▶ STATED PROBLEM
In the listing below, find every line with the string "Spring" and pull it out.

— START OF TASK INPUTS —

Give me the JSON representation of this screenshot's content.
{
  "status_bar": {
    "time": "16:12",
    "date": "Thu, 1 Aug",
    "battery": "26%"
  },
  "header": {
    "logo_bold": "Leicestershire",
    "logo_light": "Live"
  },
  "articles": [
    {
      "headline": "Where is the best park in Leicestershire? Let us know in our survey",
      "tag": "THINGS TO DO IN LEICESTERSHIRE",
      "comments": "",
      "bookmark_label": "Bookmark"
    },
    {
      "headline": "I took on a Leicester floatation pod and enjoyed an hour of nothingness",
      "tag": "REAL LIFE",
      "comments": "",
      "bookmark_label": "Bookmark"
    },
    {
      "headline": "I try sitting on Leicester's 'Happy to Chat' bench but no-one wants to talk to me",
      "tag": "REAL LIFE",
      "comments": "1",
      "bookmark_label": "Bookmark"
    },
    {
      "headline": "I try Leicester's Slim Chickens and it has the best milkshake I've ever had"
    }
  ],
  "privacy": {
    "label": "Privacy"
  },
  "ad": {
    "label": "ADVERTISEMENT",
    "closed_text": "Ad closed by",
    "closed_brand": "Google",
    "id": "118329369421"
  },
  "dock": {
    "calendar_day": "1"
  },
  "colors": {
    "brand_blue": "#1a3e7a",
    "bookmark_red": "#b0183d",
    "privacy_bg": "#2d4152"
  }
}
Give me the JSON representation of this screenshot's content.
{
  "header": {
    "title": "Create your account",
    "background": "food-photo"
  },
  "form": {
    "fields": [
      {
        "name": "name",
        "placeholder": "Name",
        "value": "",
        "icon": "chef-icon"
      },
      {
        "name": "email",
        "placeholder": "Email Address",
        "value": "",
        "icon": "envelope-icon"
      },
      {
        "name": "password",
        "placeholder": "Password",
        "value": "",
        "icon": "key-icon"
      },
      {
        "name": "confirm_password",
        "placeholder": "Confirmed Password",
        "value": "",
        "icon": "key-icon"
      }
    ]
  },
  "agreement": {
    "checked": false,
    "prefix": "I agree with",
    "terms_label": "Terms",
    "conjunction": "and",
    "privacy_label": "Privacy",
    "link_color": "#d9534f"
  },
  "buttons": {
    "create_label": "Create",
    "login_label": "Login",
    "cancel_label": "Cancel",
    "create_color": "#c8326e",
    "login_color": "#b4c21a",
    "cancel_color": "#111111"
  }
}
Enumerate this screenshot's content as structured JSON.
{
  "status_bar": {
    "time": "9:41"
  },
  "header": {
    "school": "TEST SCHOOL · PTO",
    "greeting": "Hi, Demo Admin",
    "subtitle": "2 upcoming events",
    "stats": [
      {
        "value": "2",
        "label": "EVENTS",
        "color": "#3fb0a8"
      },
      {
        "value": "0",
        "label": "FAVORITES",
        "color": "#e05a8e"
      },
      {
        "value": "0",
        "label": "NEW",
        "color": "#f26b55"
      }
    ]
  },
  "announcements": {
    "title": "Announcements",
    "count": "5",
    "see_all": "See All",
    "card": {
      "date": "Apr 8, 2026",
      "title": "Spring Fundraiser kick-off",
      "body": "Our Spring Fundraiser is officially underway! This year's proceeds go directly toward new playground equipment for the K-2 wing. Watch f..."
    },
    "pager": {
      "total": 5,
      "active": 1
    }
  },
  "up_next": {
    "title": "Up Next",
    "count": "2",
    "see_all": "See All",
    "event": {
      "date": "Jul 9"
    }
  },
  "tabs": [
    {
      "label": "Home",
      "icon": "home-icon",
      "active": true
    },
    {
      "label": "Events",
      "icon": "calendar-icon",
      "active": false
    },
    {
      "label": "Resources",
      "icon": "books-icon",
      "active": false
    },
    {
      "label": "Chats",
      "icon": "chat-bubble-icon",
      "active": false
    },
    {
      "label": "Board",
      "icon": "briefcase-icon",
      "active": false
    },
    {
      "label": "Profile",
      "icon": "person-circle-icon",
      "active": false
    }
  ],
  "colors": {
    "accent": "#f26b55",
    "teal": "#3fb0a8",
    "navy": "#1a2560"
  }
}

— END OF TASK INPUTS —

▶ ANSWER
      "title": "Spring Fundraiser kick-off",
      "body": "Our Spring Fundraiser is officially underway! This year's proceeds go directly toward new playground equipment for the K-2 wing. Watch f..."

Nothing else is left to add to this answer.